Copy each line that has the string "zone" somewhere in it.

**Material for the task**
* * * * *
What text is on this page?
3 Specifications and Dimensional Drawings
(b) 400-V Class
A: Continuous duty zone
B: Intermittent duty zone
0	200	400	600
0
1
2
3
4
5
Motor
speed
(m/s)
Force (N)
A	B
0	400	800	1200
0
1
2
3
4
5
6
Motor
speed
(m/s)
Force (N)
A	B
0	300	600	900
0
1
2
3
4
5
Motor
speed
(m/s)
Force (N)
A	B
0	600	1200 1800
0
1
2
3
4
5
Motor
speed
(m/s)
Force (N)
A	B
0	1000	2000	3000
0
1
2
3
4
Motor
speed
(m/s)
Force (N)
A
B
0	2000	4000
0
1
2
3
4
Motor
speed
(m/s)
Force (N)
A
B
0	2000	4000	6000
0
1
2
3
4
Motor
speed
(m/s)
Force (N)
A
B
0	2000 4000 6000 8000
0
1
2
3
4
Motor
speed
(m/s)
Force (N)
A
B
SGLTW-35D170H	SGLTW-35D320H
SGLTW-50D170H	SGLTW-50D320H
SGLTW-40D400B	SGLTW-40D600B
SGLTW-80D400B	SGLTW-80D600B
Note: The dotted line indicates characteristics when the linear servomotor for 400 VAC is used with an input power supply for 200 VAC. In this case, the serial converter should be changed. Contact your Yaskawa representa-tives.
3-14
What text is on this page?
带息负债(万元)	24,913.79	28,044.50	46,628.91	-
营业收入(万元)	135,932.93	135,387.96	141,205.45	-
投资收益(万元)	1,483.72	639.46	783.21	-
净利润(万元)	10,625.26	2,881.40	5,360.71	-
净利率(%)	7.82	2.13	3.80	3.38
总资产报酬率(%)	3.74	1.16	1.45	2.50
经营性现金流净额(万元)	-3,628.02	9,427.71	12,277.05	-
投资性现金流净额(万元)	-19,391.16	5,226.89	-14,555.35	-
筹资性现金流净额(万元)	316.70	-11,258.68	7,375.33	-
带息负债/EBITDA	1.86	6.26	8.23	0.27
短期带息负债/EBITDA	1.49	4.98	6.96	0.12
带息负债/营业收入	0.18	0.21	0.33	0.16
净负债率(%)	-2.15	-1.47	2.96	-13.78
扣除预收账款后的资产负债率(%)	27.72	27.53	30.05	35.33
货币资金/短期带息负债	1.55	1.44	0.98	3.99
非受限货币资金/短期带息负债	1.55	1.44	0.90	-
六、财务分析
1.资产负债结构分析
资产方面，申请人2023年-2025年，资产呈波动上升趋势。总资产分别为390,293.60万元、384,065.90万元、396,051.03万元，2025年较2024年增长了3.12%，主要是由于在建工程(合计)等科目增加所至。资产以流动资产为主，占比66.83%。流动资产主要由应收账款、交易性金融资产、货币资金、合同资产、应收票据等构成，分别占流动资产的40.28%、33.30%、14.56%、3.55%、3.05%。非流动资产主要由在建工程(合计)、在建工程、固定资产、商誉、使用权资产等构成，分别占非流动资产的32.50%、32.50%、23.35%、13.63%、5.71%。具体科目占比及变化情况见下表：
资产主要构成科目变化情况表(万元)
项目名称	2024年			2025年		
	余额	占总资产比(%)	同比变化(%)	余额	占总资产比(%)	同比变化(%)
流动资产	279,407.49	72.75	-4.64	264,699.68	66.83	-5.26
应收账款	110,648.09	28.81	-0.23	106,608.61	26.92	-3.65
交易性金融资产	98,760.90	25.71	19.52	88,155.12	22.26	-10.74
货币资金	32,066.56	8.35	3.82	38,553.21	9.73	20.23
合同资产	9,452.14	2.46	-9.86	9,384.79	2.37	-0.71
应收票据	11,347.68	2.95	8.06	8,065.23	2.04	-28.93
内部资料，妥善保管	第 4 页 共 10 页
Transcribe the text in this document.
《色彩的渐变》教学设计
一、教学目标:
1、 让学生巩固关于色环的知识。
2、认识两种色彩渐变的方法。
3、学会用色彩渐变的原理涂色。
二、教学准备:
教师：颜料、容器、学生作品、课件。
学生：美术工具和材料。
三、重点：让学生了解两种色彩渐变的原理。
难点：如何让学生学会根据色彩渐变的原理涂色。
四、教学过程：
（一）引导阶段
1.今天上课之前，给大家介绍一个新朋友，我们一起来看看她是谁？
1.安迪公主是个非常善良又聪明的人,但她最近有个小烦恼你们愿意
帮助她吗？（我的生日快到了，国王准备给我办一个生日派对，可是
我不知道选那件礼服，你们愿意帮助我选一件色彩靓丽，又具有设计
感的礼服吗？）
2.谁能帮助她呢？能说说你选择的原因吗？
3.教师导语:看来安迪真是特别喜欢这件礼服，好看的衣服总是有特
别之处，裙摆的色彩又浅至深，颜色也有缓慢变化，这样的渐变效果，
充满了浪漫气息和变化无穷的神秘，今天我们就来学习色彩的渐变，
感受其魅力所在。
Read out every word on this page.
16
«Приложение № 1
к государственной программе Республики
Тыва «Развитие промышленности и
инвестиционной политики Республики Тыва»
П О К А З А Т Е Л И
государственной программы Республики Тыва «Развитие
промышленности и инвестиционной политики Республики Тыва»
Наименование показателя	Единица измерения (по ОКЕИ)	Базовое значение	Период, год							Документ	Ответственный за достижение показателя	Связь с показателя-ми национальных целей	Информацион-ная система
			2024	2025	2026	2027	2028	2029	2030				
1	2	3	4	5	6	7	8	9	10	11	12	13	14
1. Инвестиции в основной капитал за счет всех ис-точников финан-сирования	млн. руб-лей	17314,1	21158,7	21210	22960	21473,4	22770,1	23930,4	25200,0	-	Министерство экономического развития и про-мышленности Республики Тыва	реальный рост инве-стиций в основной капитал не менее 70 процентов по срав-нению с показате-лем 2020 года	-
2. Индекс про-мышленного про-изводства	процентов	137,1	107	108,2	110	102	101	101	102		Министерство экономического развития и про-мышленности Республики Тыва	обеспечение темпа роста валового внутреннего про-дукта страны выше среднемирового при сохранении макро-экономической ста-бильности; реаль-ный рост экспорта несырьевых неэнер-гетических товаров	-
* * * * *
**Result of the exercise**
A: Continuous duty zone
B: Intermittent duty zone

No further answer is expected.